- Stated problem
Restate the listing below word for word, omitting any images.

# # # #

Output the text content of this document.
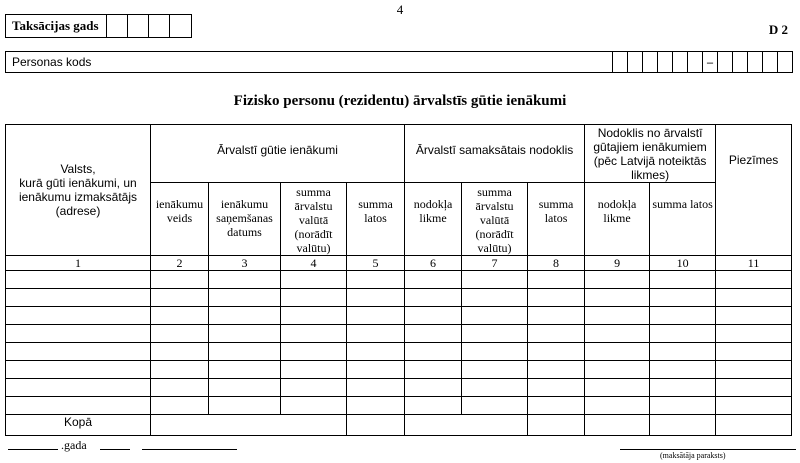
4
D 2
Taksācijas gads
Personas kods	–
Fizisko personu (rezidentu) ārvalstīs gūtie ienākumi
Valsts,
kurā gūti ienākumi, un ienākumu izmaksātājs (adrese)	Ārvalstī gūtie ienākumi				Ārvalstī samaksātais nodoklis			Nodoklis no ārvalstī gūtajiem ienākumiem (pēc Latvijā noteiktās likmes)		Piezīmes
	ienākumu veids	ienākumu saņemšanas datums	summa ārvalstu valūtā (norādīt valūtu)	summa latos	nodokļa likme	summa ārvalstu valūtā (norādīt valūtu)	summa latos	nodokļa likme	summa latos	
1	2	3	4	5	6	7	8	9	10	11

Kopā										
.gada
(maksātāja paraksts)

# # # #

- Final result
Output the text content of this document.
4
D 2
Taksācijas gads
Personas kods	–
Fizisko personu (rezidentu) ārvalstīs gūtie ienākumi
Valsts,
kurā gūti ienākumi, un ienākumu izmaksātājs (adrese)	Ārvalstī gūtie ienākumi				Ārvalstī samaksātais nodoklis			Nodoklis no ārvalstī gūtajiem ienākumiem (pēc Latvijā noteiktās likmes)		Piezīmes
	ienākumu veids	ienākumu saņemšanas datums	summa ārvalstu valūtā (norādīt valūtu)	summa latos	nodokļa likme	summa ārvalstu valūtā (norādīt valūtu)	summa latos	nodokļa likme	summa latos	
1	2	3	4	5	6	7	8	9	10	11

Kopā										
.gada
(maksātāja paraksts)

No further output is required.